BEGIN Selection

Focusing on backyard fun
Photos by Shannon Cornman
We can be our unkempt selves in the backyard. If the front yard is our best-dressed self presented to the world, then the backyard is our pajamas-and-dog-cuddles-on-the-couch self presented to those we actually want to spend time with (mostly). This is not to say that you can’t have a fantastic backyard party, though, and with the availability of remarkable amenities from outdoor kitchens to high quality sound systems, the backyard can feel very much like a combination of the den, the kitchen and the gameroom.
We begin with something that has probably never occurred to you: the American Cornhole Association exists. According to its website, the ACA considers itself “the governing body of cornhole since 2003,” and while it’s difficult to imagine the beanbag (cornbag?) game actually needs a Hoyle-esque rules committee similar to card games, the fact that the ACA even exists is a testament to how popular this “family backyard game” has become.
Summer means more time outdoors, and for the past decade, in parks and yards and outside bars, that has included the simple beanbag toss game with the moderately offensive name. Without delving into its indelicate etymology, it’s safe to say the name’s meaning has undergone such a transformation in recent years that parents now use it without hesitation around their children. For a primer on the rules – it’s a beanbag and a hole in a board, so the concept should be simple – consult the ACA website, which is too fun not to include: playcornhole.org.

END Selection
BEGIN Items

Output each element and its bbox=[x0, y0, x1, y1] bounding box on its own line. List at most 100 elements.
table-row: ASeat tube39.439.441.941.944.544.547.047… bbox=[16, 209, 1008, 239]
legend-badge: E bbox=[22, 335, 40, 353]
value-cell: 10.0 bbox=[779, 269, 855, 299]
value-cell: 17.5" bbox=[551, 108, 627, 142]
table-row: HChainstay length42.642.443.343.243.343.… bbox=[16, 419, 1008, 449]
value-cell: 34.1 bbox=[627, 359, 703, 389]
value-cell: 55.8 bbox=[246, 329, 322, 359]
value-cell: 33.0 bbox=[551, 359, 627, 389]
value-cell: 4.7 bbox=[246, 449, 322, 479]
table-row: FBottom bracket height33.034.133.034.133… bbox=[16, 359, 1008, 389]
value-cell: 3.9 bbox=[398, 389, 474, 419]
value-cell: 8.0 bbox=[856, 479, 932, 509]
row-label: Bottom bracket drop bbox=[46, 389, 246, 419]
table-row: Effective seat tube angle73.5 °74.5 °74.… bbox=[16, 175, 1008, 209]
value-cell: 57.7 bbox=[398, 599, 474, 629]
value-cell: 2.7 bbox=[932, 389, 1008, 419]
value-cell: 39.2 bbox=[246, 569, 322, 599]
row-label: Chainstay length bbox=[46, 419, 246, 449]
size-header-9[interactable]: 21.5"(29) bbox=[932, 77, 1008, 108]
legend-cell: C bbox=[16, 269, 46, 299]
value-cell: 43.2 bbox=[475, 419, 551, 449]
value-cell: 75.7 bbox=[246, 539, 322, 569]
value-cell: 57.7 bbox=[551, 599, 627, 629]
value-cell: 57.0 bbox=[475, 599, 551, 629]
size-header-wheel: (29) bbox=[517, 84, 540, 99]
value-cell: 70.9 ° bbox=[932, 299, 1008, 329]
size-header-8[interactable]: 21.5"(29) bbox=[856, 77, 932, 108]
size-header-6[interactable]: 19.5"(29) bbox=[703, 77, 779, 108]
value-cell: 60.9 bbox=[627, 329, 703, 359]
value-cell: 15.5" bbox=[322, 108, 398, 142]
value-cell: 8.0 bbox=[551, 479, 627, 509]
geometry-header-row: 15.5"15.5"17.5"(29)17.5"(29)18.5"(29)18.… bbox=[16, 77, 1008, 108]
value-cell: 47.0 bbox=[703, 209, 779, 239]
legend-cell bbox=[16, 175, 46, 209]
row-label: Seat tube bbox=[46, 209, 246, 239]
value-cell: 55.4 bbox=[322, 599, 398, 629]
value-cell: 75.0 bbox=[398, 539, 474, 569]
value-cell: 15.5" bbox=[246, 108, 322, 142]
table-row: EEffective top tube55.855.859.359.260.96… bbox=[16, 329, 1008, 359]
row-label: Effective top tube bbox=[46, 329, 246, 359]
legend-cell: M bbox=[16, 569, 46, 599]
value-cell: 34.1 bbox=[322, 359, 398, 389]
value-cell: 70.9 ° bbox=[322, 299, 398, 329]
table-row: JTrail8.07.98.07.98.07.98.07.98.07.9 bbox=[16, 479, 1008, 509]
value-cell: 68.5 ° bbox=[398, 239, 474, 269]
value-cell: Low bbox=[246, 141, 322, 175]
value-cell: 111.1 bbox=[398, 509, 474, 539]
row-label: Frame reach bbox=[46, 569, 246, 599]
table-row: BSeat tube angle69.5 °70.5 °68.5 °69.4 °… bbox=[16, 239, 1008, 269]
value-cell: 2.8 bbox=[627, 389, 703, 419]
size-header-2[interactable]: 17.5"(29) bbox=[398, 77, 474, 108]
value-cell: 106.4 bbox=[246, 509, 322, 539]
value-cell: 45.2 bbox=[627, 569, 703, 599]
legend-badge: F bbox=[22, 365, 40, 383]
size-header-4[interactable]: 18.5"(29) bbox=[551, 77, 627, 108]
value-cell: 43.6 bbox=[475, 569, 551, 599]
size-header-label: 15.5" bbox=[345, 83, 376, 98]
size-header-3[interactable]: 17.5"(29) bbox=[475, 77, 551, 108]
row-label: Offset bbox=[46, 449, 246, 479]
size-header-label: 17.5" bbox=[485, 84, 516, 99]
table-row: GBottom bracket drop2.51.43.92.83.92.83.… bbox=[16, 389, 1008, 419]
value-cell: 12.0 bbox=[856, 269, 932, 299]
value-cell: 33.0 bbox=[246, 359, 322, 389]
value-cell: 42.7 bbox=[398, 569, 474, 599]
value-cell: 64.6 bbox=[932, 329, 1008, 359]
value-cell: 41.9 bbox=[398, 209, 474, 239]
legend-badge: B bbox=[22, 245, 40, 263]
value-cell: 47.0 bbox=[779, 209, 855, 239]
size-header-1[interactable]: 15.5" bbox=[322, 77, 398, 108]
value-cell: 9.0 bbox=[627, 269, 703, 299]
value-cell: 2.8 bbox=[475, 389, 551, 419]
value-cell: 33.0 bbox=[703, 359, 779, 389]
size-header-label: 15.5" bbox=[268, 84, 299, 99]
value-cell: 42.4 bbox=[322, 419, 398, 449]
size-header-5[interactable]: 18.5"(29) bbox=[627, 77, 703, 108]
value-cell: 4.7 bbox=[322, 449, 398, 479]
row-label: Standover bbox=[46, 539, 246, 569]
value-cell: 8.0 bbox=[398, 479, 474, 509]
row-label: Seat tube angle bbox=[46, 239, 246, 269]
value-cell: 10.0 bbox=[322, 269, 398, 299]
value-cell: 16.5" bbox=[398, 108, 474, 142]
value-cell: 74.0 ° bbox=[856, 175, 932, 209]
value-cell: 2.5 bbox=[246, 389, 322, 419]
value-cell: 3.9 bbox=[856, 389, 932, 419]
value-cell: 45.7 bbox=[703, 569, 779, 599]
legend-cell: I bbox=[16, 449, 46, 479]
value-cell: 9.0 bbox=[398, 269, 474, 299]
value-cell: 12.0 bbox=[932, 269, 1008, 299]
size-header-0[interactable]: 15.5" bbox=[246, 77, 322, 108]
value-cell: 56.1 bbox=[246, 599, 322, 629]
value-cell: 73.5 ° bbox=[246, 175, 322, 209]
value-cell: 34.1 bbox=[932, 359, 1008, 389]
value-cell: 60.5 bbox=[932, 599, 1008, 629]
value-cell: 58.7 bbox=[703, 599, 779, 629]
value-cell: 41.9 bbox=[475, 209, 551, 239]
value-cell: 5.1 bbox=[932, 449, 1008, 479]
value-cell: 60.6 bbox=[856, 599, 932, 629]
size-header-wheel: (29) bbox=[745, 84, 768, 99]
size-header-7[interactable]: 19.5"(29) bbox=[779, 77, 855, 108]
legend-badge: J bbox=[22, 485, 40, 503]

END Items

### Task objective:
Update the backyard article by giving everything from "Summer means more" down to "to include: playcornhole.org." again, with "the past decade" replaced by "the past fifteen years".

### Correct output:
Summer means more time outdoors, and for the past fifteen years, in parks and yards and outside bars, that has included the simple beanbag toss game with the moderately offensive name. Without delving into its indelicate etymology, it’s safe to say the name’s meaning has undergone such a transformation in recent years that parents now use it without hesitation around their children. For a primer on the rules – it’s a beanbag and a hole in a board, so the concept should be simple – consult the ACA website, which is too fun not to include: playcornhole.org.